A run of records:
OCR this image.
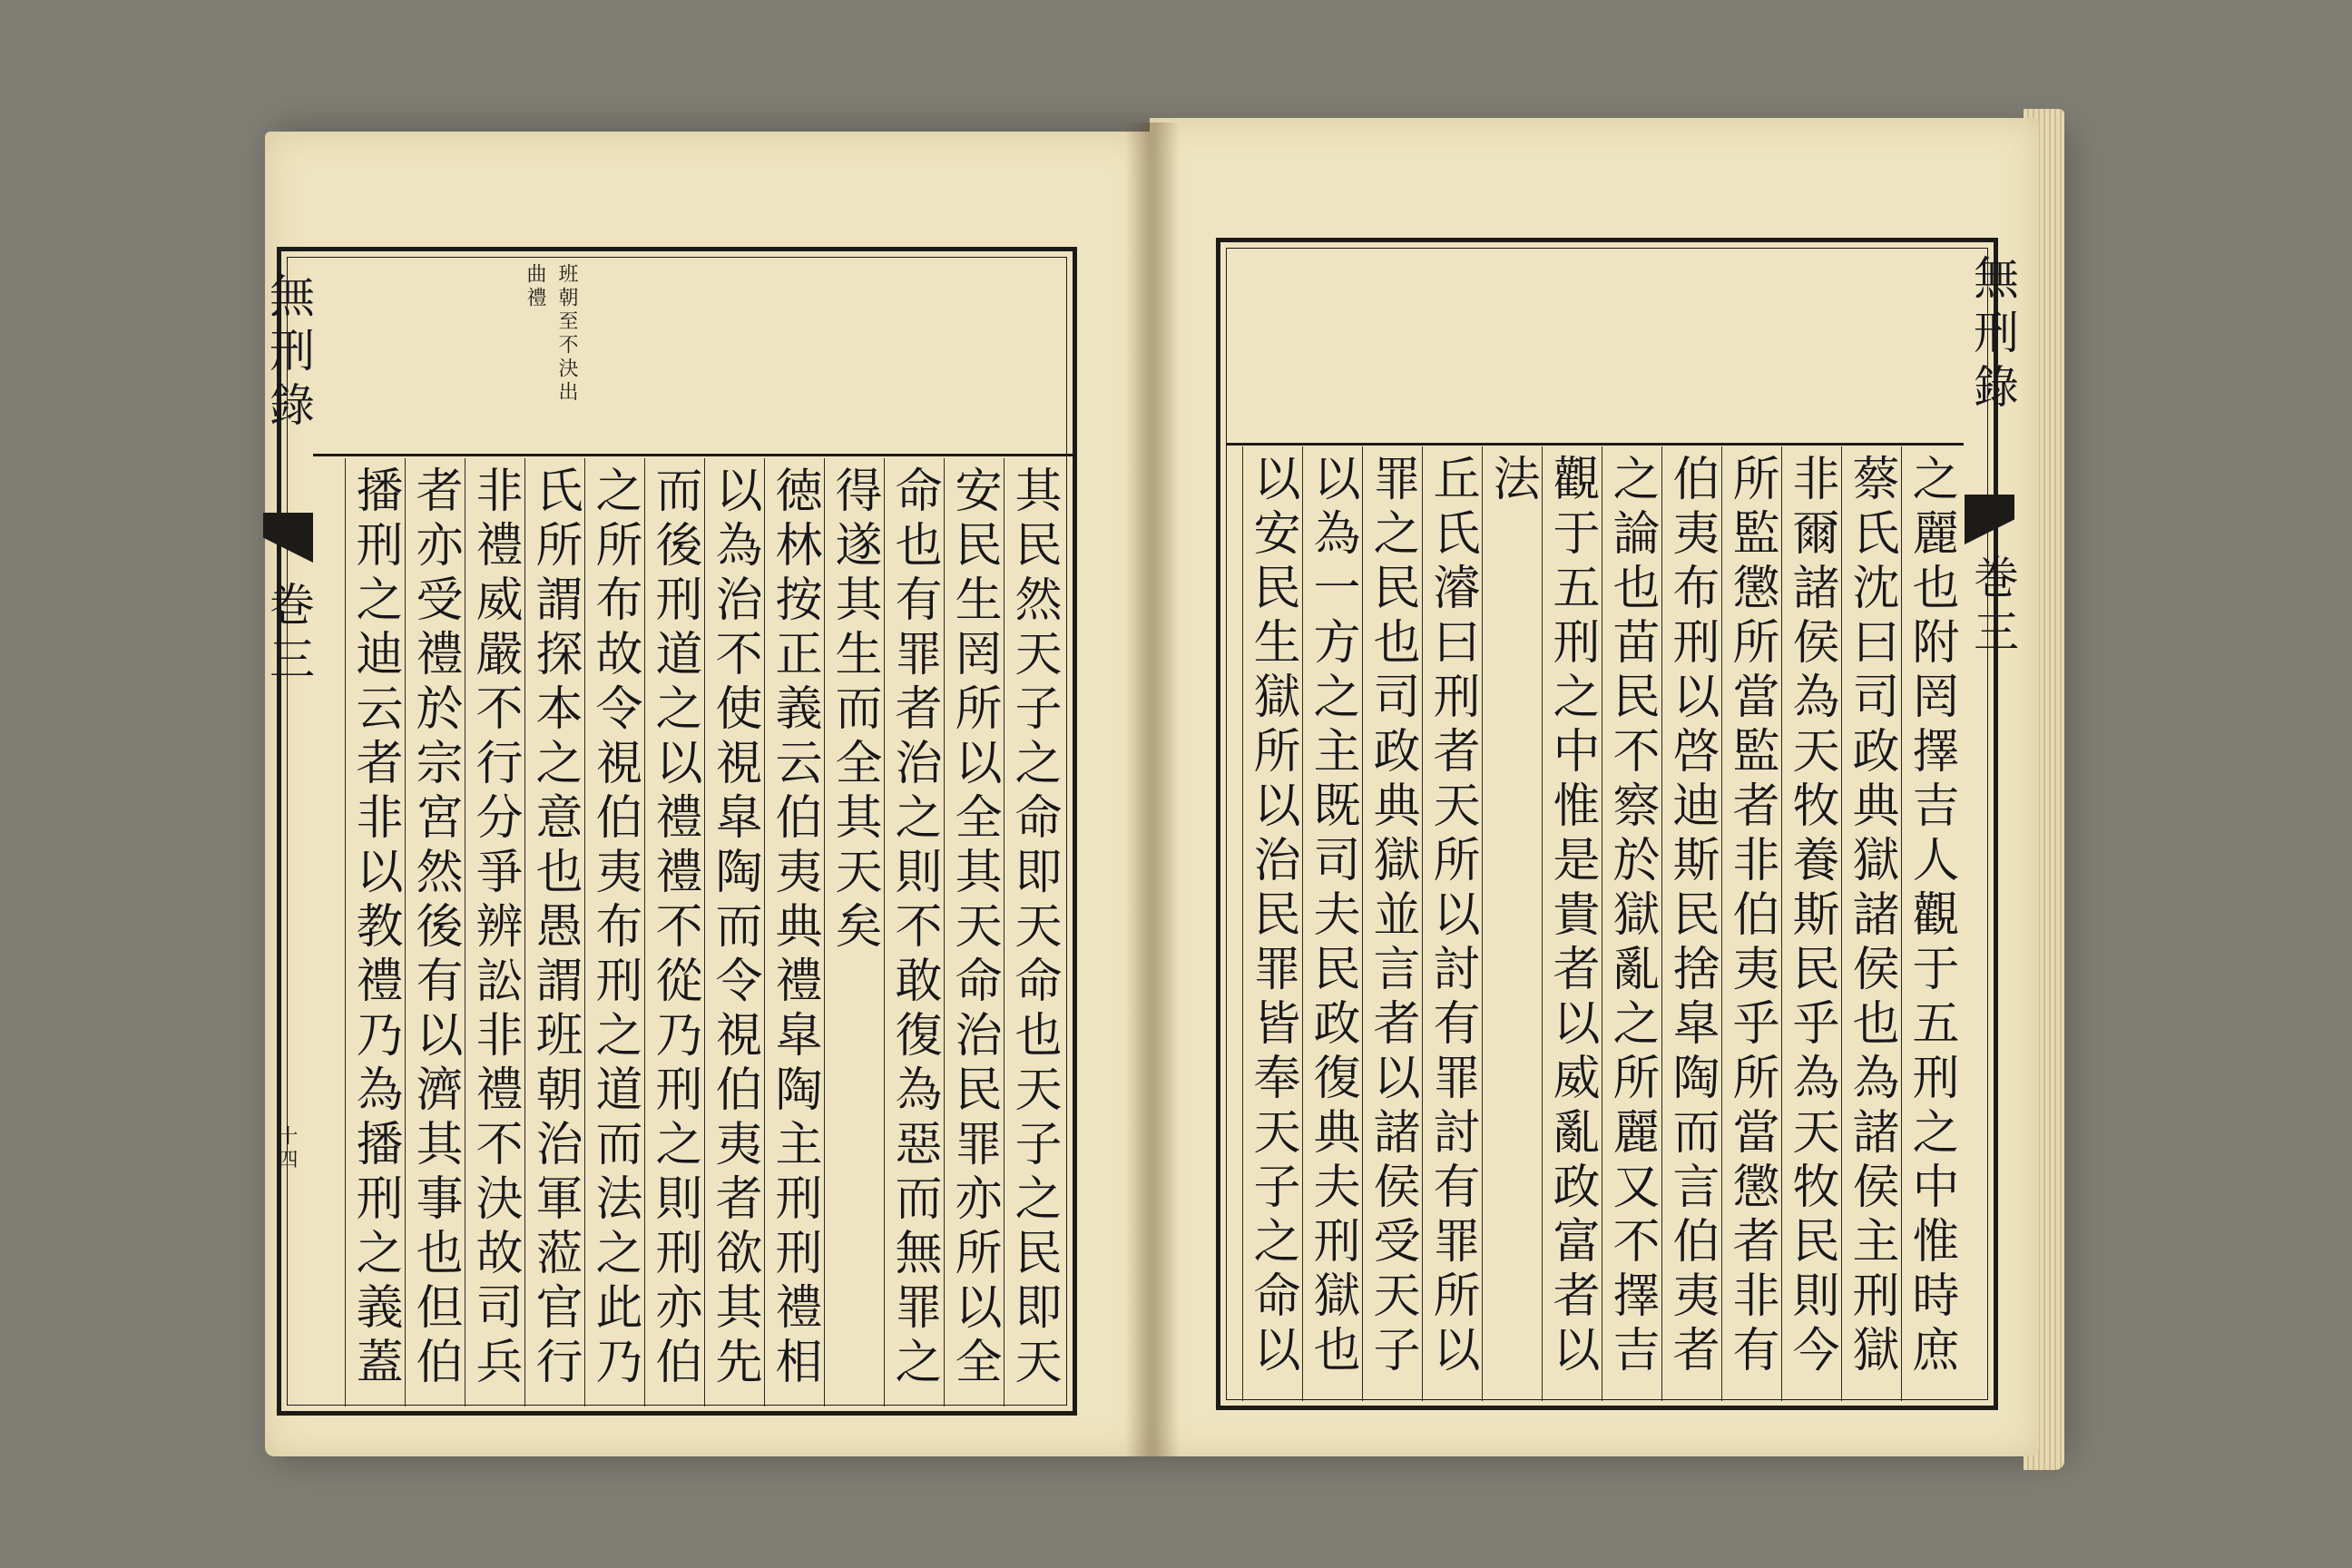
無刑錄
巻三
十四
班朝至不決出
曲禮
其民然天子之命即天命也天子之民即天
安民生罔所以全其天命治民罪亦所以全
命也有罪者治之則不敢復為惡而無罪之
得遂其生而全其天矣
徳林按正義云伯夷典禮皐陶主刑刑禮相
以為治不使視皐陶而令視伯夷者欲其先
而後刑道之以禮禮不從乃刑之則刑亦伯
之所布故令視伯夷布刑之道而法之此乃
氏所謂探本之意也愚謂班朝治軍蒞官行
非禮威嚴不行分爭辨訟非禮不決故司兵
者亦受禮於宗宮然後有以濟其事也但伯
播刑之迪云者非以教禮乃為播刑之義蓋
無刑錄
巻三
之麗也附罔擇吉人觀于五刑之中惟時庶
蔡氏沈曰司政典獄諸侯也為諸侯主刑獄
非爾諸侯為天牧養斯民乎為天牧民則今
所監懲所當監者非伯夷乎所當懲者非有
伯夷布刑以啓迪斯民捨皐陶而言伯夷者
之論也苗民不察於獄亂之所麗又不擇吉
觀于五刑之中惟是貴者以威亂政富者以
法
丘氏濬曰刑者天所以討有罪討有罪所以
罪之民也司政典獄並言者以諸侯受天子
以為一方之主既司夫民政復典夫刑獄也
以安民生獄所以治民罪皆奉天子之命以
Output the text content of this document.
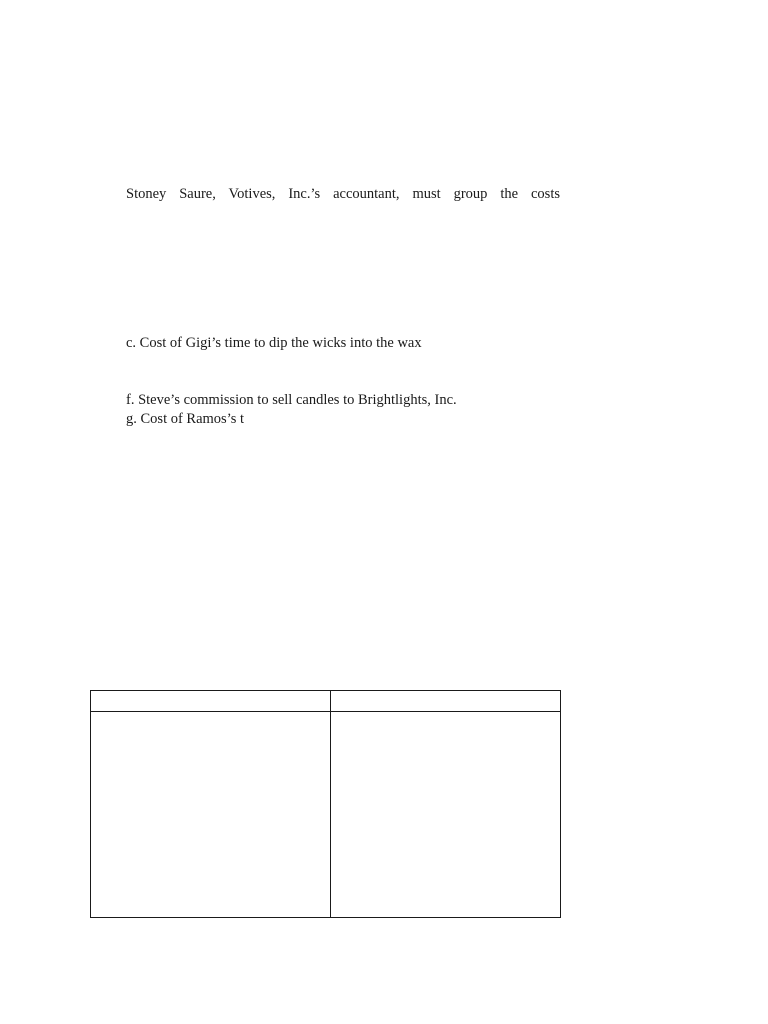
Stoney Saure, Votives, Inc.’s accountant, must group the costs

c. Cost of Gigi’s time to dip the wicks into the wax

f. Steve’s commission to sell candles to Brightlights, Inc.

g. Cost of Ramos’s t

Requirement.
Leave out the pictures and print every line of the data exactly.

Task response.
OCR this image.
無刑錄
巻三
十四
班朝至不決出
曲禮
其民然天子之命即天命也天子之民即天
安民生罔所以全其天命治民罪亦所以全
命也有罪者治之則不敢復為惡而無罪之
得遂其生而全其天矣
徳林按正義云伯夷典禮皐陶主刑刑禮相
以為治不使視皐陶而令視伯夷者欲其先
而後刑道之以禮禮不從乃刑之則刑亦伯
之所布故令視伯夷布刑之道而法之此乃
氏所謂探本之意也愚謂班朝治軍蒞官行
非禮威嚴不行分爭辨訟非禮不決故司兵
者亦受禮於宗宮然後有以濟其事也但伯
播刑之迪云者非以教禮乃為播刑之義蓋
無刑錄
巻三
之麗也附罔擇吉人觀于五刑之中惟時庶
蔡氏沈曰司政典獄諸侯也為諸侯主刑獄
非爾諸侯為天牧養斯民乎為天牧民則今
所監懲所當監者非伯夷乎所當懲者非有
伯夷布刑以啓迪斯民捨皐陶而言伯夷者
之論也苗民不察於獄亂之所麗又不擇吉
觀于五刑之中惟是貴者以威亂政富者以
法
丘氏濬曰刑者天所以討有罪討有罪所以
罪之民也司政典獄並言者以諸侯受天子
以為一方之主既司夫民政復典夫刑獄也
以安民生獄所以治民罪皆奉天子之命以
Output the text content of this document.
Stoney Saure, Votives, Inc.’s accountant, must group the costs

c. Cost of Gigi’s time to dip the wicks into the wax

f. Steve’s commission to sell candles to Brightlights, Inc.

g. Cost of Ramos’s t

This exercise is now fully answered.